Stored items
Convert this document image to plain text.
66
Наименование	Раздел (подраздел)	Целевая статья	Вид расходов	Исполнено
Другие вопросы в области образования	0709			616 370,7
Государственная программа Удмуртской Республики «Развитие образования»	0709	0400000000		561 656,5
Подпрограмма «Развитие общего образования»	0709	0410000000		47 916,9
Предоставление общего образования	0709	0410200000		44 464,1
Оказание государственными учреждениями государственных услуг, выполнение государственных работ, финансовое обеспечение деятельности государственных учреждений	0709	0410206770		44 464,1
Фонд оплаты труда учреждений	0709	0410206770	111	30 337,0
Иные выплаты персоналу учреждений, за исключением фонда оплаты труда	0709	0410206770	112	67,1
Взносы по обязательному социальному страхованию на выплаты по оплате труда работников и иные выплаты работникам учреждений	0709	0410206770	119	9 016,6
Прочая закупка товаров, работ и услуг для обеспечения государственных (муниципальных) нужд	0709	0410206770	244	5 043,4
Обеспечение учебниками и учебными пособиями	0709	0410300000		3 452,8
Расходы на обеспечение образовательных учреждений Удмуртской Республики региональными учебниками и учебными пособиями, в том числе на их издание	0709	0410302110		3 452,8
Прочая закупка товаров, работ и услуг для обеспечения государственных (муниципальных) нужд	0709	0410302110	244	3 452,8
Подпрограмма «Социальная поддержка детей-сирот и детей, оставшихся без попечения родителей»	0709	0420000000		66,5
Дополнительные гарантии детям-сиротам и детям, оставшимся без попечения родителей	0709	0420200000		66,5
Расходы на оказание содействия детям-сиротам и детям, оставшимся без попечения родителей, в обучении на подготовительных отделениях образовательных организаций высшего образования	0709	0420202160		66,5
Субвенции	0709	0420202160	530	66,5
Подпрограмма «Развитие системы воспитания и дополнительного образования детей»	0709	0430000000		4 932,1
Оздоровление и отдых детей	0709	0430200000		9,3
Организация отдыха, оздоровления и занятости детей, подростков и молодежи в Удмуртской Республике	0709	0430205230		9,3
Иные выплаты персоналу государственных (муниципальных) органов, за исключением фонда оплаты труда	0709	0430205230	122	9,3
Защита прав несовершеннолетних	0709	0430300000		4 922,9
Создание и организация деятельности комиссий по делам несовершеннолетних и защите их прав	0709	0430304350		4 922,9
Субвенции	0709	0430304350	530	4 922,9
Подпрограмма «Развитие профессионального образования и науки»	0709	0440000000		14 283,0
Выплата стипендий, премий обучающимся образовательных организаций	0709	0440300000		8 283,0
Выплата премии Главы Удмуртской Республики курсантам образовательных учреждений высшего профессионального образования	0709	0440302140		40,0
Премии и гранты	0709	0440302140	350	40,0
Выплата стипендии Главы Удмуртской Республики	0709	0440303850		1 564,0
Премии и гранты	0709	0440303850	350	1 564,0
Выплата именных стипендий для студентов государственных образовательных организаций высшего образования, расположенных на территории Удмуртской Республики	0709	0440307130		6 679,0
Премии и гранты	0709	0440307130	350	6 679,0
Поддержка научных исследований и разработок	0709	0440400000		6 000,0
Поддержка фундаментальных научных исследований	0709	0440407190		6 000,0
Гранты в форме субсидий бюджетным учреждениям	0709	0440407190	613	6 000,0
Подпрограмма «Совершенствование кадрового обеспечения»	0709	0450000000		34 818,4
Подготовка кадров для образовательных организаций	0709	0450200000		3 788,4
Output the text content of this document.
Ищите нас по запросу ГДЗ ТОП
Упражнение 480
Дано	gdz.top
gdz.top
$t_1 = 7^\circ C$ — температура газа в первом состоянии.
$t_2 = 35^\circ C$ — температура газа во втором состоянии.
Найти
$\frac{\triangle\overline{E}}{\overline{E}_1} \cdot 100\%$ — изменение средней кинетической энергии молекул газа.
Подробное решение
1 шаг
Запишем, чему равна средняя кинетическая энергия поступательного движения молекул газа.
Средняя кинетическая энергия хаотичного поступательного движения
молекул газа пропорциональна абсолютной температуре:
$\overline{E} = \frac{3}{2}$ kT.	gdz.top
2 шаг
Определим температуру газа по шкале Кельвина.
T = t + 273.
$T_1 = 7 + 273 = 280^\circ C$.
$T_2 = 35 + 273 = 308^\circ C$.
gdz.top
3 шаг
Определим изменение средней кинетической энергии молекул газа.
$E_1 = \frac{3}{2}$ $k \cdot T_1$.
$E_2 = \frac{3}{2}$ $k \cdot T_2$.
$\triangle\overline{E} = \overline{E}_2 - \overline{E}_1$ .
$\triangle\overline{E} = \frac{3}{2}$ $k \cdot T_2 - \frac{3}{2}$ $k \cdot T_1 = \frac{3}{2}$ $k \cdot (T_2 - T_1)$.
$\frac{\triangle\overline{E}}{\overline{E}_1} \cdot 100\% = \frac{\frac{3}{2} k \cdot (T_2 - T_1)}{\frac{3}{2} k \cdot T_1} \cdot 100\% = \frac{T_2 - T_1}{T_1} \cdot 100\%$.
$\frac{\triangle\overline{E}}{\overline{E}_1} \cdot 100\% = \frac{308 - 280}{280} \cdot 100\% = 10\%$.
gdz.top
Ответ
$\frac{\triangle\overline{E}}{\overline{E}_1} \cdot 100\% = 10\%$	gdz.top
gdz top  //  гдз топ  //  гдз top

### TASK BRIEF
All of the entries must be written out exactly as they stand.

### ANSWER TO THE EXERCISE
Convert this document image to plain text.
66
Наименование	Раздел (подраздел)	Целевая статья	Вид расходов	Исполнено
Другие вопросы в области образования	0709			616 370,7
Государственная программа Удмуртской Республики «Развитие образования»	0709	0400000000		561 656,5
Подпрограмма «Развитие общего образования»	0709	0410000000		47 916,9
Предоставление общего образования	0709	0410200000		44 464,1
Оказание государственными учреждениями государственных услуг, выполнение государственных работ, финансовое обеспечение деятельности государственных учреждений	0709	0410206770		44 464,1
Фонд оплаты труда учреждений	0709	0410206770	111	30 337,0
Иные выплаты персоналу учреждений, за исключением фонда оплаты труда	0709	0410206770	112	67,1
Взносы по обязательному социальному страхованию на выплаты по оплате труда работников и иные выплаты работникам учреждений	0709	0410206770	119	9 016,6
Прочая закупка товаров, работ и услуг для обеспечения государственных (муниципальных) нужд	0709	0410206770	244	5 043,4
Обеспечение учебниками и учебными пособиями	0709	0410300000		3 452,8
Расходы на обеспечение образовательных учреждений Удмуртской Республики региональными учебниками и учебными пособиями, в том числе на их издание	0709	0410302110		3 452,8
Прочая закупка товаров, работ и услуг для обеспечения государственных (муниципальных) нужд	0709	0410302110	244	3 452,8
Подпрограмма «Социальная поддержка детей-сирот и детей, оставшихся без попечения родителей»	0709	0420000000		66,5
Дополнительные гарантии детям-сиротам и детям, оставшимся без попечения родителей	0709	0420200000		66,5
Расходы на оказание содействия детям-сиротам и детям, оставшимся без попечения родителей, в обучении на подготовительных отделениях образовательных организаций высшего образования	0709	0420202160		66,5
Субвенции	0709	0420202160	530	66,5
Подпрограмма «Развитие системы воспитания и дополнительного образования детей»	0709	0430000000		4 932,1
Оздоровление и отдых детей	0709	0430200000		9,3
Организация отдыха, оздоровления и занятости детей, подростков и молодежи в Удмуртской Республике	0709	0430205230		9,3
Иные выплаты персоналу государственных (муниципальных) органов, за исключением фонда оплаты труда	0709	0430205230	122	9,3
Защита прав несовершеннолетних	0709	0430300000		4 922,9
Создание и организация деятельности комиссий по делам несовершеннолетних и защите их прав	0709	0430304350		4 922,9
Субвенции	0709	0430304350	530	4 922,9
Подпрограмма «Развитие профессионального образования и науки»	0709	0440000000		14 283,0
Выплата стипендий, премий обучающимся образовательных организаций	0709	0440300000		8 283,0
Выплата премии Главы Удмуртской Республики курсантам образовательных учреждений высшего профессионального образования	0709	0440302140		40,0
Премии и гранты	0709	0440302140	350	40,0
Выплата стипендии Главы Удмуртской Республики	0709	0440303850		1 564,0
Премии и гранты	0709	0440303850	350	1 564,0
Выплата именных стипендий для студентов государственных образовательных организаций высшего образования, расположенных на территории Удмуртской Республики	0709	0440307130		6 679,0
Премии и гранты	0709	0440307130	350	6 679,0
Поддержка научных исследований и разработок	0709	0440400000		6 000,0
Поддержка фундаментальных научных исследований	0709	0440407190		6 000,0
Гранты в форме субсидий бюджетным учреждениям	0709	0440407190	613	6 000,0
Подпрограмма «Совершенствование кадрового обеспечения»	0709	0450000000		34 818,4
Подготовка кадров для образовательных организаций	0709	0450200000		3 788,4
Output the text content of this document.
Ищите нас по запросу ГДЗ ТОП
Упражнение 480
Дано	gdz.top
gdz.top
$t_1 = 7^\circ C$ — температура газа в первом состоянии.
$t_2 = 35^\circ C$ — температура газа во втором состоянии.
Найти
$\frac{\triangle\overline{E}}{\overline{E}_1} \cdot 100\%$ — изменение средней кинетической энергии молекул газа.
Подробное решение
1 шаг
Запишем, чему равна средняя кинетическая энергия поступательного движения молекул газа.
Средняя кинетическая энергия хаотичного поступательного движения
молекул газа пропорциональна абсолютной температуре:
$\overline{E} = \frac{3}{2}$ kT.	gdz.top
2 шаг
Определим температуру газа по шкале Кельвина.
T = t + 273.
$T_1 = 7 + 273 = 280^\circ C$.
$T_2 = 35 + 273 = 308^\circ C$.
gdz.top
3 шаг
Определим изменение средней кинетической энергии молекул газа.
$E_1 = \frac{3}{2}$ $k \cdot T_1$.
$E_2 = \frac{3}{2}$ $k \cdot T_2$.
$\triangle\overline{E} = \overline{E}_2 - \overline{E}_1$ .
$\triangle\overline{E} = \frac{3}{2}$ $k \cdot T_2 - \frac{3}{2}$ $k \cdot T_1 = \frac{3}{2}$ $k \cdot (T_2 - T_1)$.
$\frac{\triangle\overline{E}}{\overline{E}_1} \cdot 100\% = \frac{\frac{3}{2} k \cdot (T_2 - T_1)}{\frac{3}{2} k \cdot T_1} \cdot 100\% = \frac{T_2 - T_1}{T_1} \cdot 100\%$.
$\frac{\triangle\overline{E}}{\overline{E}_1} \cdot 100\% = \frac{308 - 280}{280} \cdot 100\% = 10\%$.
gdz.top
Ответ
$\frac{\triangle\overline{E}}{\overline{E}_1} \cdot 100\% = 10\%$	gdz.top
gdz top  //  гдз топ  //  гдз top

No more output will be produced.